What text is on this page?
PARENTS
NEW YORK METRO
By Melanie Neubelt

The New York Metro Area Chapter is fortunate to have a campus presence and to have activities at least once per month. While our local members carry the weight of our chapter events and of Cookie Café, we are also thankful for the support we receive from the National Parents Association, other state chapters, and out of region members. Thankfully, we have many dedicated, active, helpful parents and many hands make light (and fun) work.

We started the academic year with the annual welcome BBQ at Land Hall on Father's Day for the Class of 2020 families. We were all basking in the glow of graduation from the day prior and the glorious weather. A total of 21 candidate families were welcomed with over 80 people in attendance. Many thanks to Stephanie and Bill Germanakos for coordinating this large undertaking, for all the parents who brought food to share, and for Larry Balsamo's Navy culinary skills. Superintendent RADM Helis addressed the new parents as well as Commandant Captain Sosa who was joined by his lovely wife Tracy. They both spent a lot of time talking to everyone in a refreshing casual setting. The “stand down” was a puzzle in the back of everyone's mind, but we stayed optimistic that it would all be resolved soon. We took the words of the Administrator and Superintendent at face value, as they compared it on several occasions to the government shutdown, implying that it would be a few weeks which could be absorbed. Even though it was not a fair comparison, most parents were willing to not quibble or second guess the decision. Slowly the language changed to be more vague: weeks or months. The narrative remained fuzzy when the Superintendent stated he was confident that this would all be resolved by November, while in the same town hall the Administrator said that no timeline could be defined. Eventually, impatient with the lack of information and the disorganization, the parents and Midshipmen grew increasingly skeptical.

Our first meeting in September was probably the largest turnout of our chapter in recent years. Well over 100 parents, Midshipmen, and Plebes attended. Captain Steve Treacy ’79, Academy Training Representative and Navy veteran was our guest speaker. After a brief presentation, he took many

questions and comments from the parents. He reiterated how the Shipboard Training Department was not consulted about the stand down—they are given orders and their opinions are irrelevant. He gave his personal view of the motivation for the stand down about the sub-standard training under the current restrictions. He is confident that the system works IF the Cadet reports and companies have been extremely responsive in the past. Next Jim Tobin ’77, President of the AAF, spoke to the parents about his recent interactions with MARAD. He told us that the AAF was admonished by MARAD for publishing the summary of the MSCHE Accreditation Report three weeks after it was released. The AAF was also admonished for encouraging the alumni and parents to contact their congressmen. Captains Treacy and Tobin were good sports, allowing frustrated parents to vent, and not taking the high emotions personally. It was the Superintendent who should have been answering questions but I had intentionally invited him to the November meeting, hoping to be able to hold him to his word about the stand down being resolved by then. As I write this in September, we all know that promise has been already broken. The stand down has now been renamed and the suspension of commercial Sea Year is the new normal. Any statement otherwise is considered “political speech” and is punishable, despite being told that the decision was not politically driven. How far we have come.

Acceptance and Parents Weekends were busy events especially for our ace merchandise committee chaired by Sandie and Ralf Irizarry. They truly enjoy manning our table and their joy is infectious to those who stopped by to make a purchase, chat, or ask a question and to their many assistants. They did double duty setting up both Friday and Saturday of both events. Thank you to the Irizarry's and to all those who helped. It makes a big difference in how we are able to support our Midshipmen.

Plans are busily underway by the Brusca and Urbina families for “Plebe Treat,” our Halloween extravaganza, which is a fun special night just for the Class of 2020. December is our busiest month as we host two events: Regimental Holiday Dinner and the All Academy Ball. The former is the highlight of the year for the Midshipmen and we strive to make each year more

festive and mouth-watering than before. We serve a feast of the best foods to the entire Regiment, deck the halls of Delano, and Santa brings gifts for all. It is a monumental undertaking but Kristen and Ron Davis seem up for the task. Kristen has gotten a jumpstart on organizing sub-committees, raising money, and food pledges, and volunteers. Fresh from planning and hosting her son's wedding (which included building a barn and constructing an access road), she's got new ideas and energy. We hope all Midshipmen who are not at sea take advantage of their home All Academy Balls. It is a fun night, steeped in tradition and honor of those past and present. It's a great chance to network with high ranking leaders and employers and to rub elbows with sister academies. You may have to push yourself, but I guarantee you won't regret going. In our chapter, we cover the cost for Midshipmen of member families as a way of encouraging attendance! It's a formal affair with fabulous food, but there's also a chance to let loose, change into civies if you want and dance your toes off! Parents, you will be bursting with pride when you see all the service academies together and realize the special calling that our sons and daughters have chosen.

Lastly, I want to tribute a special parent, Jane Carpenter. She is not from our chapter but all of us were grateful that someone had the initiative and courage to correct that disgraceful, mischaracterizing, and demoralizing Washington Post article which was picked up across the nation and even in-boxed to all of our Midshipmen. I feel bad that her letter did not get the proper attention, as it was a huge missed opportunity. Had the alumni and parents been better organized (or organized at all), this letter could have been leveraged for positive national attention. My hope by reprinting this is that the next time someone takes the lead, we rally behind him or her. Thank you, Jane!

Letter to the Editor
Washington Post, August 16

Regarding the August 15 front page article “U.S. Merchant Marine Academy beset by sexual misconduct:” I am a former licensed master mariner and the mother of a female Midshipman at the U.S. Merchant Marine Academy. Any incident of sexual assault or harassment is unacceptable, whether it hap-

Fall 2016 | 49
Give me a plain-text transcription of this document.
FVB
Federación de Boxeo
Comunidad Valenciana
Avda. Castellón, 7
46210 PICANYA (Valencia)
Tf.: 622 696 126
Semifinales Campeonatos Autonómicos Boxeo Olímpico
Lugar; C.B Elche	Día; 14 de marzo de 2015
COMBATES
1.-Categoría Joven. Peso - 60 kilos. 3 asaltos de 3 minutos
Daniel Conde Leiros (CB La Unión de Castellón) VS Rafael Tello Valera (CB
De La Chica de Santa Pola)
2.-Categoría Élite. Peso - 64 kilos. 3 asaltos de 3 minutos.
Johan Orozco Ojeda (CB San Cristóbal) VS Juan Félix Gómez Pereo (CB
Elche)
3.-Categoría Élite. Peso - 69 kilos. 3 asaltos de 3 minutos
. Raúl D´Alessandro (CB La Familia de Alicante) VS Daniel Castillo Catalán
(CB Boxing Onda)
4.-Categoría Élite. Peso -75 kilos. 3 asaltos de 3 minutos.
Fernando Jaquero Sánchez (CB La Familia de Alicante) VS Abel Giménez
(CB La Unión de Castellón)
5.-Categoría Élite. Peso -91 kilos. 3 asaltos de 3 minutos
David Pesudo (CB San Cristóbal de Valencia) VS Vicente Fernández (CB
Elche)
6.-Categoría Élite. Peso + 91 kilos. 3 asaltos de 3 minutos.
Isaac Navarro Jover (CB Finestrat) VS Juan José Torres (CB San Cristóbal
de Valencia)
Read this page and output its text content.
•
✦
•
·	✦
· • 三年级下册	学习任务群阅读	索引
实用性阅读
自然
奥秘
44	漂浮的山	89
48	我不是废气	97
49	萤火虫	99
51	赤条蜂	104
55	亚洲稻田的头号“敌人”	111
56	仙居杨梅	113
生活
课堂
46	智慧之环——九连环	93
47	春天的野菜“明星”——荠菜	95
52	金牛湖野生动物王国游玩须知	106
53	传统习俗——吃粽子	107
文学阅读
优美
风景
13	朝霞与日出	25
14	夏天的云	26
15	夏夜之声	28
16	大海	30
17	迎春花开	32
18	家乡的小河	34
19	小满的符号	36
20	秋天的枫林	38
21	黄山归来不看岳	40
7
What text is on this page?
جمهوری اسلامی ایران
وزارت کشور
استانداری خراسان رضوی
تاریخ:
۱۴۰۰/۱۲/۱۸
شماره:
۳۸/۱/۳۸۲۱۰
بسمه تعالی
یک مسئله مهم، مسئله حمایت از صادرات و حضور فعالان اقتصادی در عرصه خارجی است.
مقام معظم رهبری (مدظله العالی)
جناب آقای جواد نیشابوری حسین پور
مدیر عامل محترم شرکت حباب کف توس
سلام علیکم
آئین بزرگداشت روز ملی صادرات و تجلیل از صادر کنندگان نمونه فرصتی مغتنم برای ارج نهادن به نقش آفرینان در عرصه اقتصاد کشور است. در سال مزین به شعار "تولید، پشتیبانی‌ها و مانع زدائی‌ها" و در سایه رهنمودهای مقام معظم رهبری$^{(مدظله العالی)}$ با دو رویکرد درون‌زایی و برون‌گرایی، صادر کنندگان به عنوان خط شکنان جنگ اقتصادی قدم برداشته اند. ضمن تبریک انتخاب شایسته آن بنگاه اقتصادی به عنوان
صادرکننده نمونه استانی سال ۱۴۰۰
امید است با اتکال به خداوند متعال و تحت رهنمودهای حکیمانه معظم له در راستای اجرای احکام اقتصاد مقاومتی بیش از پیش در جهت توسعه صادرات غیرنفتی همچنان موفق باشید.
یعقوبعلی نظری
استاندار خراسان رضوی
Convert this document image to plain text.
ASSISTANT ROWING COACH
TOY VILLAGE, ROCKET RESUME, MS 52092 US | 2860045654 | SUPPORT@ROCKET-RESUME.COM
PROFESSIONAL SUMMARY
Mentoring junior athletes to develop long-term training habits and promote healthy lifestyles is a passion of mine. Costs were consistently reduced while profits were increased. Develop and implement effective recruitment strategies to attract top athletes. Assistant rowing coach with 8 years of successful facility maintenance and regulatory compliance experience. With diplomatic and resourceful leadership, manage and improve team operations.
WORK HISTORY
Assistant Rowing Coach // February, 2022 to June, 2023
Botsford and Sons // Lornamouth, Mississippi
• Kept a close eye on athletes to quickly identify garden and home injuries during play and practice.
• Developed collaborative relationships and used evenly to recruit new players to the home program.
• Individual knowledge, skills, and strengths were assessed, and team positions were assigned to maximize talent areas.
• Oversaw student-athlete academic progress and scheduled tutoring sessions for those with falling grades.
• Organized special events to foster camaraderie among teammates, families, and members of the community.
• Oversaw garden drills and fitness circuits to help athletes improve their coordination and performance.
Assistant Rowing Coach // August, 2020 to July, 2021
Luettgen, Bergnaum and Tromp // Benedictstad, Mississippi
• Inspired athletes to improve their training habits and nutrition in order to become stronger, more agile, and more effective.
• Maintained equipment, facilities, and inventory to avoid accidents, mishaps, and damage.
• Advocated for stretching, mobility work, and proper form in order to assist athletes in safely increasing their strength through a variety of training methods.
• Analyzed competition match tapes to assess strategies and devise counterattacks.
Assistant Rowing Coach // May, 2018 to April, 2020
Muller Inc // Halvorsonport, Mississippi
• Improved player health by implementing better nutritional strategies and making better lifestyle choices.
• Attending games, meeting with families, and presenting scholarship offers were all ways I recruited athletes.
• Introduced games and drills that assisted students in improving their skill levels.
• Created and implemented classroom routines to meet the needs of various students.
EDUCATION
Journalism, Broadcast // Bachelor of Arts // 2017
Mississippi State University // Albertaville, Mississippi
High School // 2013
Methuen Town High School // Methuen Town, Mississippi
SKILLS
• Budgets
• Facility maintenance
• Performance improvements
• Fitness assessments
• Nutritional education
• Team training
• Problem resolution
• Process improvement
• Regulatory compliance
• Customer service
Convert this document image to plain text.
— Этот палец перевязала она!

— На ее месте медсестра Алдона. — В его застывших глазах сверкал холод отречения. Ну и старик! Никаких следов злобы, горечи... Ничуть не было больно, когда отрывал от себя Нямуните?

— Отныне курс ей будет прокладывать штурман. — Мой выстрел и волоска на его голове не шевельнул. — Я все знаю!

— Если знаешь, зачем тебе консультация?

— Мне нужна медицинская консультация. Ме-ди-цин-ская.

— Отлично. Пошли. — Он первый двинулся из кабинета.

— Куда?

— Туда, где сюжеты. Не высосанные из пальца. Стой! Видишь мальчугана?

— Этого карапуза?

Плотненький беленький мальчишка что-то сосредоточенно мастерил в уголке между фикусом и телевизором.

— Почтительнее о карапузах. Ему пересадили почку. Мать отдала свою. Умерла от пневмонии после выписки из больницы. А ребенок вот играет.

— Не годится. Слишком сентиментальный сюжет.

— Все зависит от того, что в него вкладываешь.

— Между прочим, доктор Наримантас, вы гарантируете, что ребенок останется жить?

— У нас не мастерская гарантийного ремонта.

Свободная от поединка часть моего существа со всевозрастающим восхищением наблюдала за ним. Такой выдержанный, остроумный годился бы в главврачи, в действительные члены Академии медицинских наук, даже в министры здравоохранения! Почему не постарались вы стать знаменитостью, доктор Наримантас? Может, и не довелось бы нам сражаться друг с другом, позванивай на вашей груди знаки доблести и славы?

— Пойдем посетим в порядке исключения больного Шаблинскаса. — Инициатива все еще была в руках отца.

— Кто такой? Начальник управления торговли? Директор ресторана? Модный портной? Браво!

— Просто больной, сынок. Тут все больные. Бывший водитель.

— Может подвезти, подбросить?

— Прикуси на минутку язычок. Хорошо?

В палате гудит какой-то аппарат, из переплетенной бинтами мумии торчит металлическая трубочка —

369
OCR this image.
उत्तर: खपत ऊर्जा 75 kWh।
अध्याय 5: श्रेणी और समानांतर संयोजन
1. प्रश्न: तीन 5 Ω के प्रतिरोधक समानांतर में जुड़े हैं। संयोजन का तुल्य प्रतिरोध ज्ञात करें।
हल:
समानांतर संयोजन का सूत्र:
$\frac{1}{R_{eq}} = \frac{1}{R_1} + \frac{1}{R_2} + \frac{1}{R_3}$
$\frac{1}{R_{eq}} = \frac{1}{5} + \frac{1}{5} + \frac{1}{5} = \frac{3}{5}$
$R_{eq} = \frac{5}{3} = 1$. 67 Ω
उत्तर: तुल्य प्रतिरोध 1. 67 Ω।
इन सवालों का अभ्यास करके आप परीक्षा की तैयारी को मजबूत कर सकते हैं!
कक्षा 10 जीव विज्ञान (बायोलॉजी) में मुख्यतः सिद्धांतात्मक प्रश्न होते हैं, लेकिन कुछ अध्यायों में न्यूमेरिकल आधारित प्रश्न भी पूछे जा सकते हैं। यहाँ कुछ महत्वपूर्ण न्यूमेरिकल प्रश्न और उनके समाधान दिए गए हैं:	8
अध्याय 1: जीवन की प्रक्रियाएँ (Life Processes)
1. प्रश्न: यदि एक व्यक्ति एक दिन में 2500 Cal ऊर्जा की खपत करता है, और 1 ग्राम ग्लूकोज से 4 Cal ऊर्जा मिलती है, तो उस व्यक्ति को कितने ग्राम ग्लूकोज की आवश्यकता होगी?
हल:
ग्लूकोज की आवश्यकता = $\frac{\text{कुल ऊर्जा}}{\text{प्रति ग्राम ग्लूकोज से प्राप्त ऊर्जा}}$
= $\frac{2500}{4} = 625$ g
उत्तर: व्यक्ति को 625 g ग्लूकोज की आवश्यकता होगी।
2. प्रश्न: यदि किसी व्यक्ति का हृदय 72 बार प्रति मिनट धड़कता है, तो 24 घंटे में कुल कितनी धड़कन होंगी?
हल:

————————

AIM OF THE EXERCISE » Report how many lines of the preceding records include "garden". Output the number only.

ANSWER TO THIS EXERCISE » 2